EXERCISE SET
- a) Answer the following from the IBC interview, one line each:
(i) In what year was the Insolvency and Bankruptcy Code notified?
(ii) Who moderated the conversation?
(iii) About how long does R.K. Bansal say recoveries and resolutions take on average today?
- b) Reproduce verbatim the stretch of the IBC interview from "R.K. Bansal: One" through "over the asset.".
- c) Resume the IBC interview from the point at which it stops.

SUPPLIED PASSAGE
The Insolvency and Bankruptcy Code (IBC), notified in 2016, has been the key mechanism for addressing corporate distress and the accumulation of bad loans in the financial sector since its implementation. Recent National Company Law Tribunal (NCLT) rulings have also put the spotlight on the IBC. In a conversation moderated by Suresh Seshadri, Aparna Ravi and R.K. Bansal discuss questions about the effectiveness of the process and the road ahead. Edited excerpts:

It has been five years since the IBC came into force. How has it fared and what are its biggest challenges?

R.K. Bansal: One basic difference between us and other countries is that our companies are mainly promoter-owned and owners run the companies. In most of the developed countries, companies are run by professionals and the ownership is widely spread. Here, because it is owned and controlled as well as managed by mostly the same people, that creates a problem in taking over the asset.

 

I think, overall, over the last five years, it has done quite well. And Section 29A [of the IBC], which was introduced by the government later, also helped in resolving some of these problems.

I would say the recoveries and resolutions have been quite good, quite fast, compared to other measures available to the lenders. Today, on average, one can see maybe about three years [for recoveries and resolutions] as compared to an earlier timeline of five years, six years or more. But there are infrastructure issues. We need more NCLTs and we need more members. There are a lot of vacancies, a lot of delays in appointments, NCLAT [National Company Law Appellate Tribunal] benches are few. So, that is one area perhaps that we need to strengthen. The second issue is that a lot of these are very old cases — what we call stock of NPAs [Non-Performing Assets]. So, once this round is over, in future, perhaps, there will be fewer cases and we should be able to take care. The Act will do better actually, if not many cases go to the NCLT. Because the fear of losing the company under Section 49A will push the promoters to find a resolution.

EXTRACTED DATA
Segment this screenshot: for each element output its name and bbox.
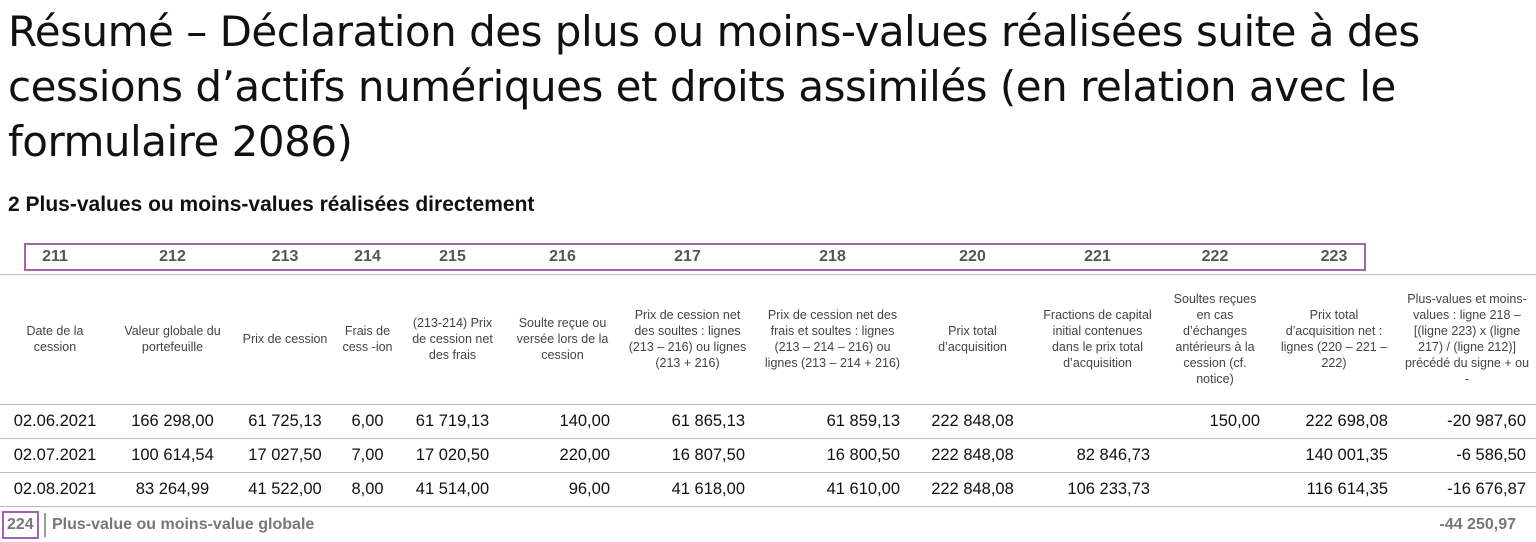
==
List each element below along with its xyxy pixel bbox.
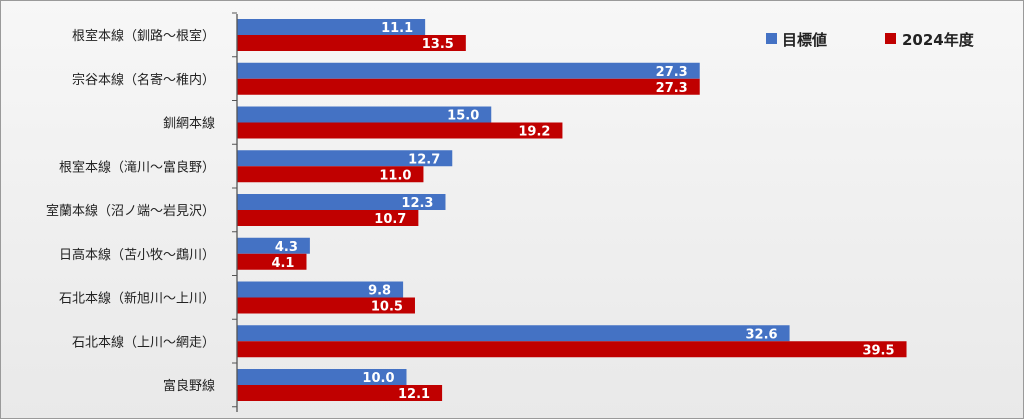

OUTPUTS IN ORDER
- a)
(i) 2016
(ii) Suresh Seshadri
(iii) About three years, compared with an earlier timeline of five years, six years or more

- b)
R.K. Bansal: One basic difference between us and other countries is that our companies are mainly promoter-owned and owners run the companies. In most of the developed countries, companies are run by professionals and the ownership is widely spread. Here, because it is owned and controlled as well as managed by mostly the same people, that creates a problem in taking over the asset.

- c)
Aparna Ravi: The initial version of the IBC that came into effect in December 2016 is quite different from what we have today. But around this whole issue about the NCLT’s functioning itself — I think there have been a lot of delays in implementation, whether it’s in terms of approvals, having an application admitted itself. In some situations, an application is filed for admission and it takes almost a year to actually be admitted. And even things like the approval of a resolution plan... The resolution plan that was approved for Jet Airways recently was actually approved by the Creditors’ Committee in October 2020. The NCLT has a very limited role: it just needs to approve the resolution plan based on whether the plan complies with applicable law. But it [resolution plan for Jet Airways] was only approved in June 2021. These kinds of delays are a significant issue with the implementation of the code, coupled with the fact that even though the Supreme Court has clarified a number of legal positions in the last few years around the IBC, it doesn’t seem like in some situations the tribunals have laid to rest these positions. They still allow these same issues to be litigated again. This seems to me the biggest implementation challenge with the code itself.

 

There are concerns about the extent of haircuts that banks and financial creditors are having to take in order to achieve resolution. Are these concerns valid or misplaced?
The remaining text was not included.